[Saved entries]
########################################
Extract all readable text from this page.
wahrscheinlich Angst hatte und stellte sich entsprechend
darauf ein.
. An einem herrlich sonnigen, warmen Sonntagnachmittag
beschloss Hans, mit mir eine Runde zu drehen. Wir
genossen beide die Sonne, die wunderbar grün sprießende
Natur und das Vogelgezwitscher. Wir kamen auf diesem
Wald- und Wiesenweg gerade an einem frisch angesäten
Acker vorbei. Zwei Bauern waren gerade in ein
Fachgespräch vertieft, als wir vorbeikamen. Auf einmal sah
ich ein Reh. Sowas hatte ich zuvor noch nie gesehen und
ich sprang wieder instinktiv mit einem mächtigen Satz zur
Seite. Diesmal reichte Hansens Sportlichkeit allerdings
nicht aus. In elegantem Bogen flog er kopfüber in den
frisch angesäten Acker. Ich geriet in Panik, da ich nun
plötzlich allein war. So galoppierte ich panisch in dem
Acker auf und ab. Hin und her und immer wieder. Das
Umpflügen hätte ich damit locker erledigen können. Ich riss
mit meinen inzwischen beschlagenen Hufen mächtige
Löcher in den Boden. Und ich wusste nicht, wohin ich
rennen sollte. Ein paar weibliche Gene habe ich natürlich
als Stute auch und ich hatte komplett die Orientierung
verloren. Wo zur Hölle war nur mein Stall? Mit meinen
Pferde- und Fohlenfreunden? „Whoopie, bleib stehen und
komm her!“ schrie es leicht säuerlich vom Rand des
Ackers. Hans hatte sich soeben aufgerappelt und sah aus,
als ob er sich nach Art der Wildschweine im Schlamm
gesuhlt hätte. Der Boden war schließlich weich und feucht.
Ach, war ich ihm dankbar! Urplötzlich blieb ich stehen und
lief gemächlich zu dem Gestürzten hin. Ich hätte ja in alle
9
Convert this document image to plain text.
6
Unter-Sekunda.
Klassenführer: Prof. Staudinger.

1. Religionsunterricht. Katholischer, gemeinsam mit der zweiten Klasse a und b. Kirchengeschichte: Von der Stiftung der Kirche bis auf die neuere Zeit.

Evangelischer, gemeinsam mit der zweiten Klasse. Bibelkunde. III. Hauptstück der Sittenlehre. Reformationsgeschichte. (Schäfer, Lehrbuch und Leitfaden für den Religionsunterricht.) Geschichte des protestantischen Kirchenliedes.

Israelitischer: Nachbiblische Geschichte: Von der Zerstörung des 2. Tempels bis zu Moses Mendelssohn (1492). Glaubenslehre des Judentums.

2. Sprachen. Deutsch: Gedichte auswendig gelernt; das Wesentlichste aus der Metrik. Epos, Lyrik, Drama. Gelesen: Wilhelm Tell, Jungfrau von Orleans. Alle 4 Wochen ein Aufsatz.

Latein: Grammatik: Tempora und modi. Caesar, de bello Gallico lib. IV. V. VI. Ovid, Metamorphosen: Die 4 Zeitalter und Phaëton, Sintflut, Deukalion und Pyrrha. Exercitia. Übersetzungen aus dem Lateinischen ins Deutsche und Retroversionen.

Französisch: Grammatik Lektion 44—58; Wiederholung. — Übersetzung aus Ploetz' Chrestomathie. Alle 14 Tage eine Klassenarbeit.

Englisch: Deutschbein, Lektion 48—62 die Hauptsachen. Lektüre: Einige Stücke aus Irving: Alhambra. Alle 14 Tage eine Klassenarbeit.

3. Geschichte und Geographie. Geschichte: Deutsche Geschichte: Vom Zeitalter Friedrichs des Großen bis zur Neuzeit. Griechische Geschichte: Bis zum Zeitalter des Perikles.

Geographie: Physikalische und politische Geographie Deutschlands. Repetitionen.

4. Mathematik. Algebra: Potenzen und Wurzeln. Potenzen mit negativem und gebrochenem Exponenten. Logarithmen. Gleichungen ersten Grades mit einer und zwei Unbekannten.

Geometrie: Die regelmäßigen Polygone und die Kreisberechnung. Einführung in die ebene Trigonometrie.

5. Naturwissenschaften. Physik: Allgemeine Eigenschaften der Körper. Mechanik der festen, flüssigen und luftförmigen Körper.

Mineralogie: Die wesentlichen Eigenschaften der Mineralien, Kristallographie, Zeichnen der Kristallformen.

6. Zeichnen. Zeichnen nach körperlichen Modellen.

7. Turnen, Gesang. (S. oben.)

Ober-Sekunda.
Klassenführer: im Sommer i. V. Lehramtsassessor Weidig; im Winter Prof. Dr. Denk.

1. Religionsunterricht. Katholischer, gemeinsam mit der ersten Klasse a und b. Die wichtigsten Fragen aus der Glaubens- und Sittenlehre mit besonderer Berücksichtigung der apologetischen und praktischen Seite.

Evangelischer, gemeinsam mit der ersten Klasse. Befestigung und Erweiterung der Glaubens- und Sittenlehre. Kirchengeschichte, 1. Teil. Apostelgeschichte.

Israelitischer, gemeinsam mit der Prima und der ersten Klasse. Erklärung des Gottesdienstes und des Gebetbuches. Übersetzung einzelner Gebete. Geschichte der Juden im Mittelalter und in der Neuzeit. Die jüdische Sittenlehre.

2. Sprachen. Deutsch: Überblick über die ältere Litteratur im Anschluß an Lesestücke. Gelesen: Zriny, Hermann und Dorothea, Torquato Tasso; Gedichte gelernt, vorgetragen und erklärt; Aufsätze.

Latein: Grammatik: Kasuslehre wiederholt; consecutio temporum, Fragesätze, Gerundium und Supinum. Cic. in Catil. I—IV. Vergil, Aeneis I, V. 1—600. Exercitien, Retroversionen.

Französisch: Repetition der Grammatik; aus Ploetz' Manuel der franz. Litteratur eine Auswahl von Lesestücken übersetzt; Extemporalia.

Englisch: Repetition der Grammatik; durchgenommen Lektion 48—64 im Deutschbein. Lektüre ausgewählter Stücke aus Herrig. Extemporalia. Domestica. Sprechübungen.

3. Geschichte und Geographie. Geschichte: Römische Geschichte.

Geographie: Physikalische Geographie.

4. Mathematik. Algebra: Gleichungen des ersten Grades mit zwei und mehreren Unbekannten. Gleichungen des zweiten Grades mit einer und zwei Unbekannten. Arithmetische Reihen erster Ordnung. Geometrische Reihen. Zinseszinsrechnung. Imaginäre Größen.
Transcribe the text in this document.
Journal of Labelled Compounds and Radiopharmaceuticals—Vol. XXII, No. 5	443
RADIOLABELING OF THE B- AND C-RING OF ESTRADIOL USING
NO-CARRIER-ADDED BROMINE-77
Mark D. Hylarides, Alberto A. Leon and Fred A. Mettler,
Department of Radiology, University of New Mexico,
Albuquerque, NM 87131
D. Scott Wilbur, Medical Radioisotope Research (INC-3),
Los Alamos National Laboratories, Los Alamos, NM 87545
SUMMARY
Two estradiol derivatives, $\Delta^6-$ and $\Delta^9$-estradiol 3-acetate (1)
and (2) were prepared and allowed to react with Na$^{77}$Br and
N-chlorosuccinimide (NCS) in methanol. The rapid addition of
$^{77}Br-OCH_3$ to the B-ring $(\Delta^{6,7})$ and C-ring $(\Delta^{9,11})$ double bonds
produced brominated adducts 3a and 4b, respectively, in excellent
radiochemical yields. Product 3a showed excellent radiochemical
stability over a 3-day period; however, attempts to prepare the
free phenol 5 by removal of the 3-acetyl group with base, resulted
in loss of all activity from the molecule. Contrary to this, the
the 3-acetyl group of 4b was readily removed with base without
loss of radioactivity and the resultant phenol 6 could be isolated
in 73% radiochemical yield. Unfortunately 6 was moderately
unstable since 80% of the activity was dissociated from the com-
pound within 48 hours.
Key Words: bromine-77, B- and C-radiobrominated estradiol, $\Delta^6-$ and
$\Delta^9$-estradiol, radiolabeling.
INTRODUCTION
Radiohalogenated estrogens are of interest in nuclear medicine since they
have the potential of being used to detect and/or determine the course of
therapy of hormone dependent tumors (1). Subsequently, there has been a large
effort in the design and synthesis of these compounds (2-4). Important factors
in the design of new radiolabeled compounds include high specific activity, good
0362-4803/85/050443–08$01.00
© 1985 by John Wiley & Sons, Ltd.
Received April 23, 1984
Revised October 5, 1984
########################################
• [EXERCISE DIRECTIONS]
Count the lines in the entries that hold the word "since", and give nothing but the total.

• [EXERCISE RESULT]
2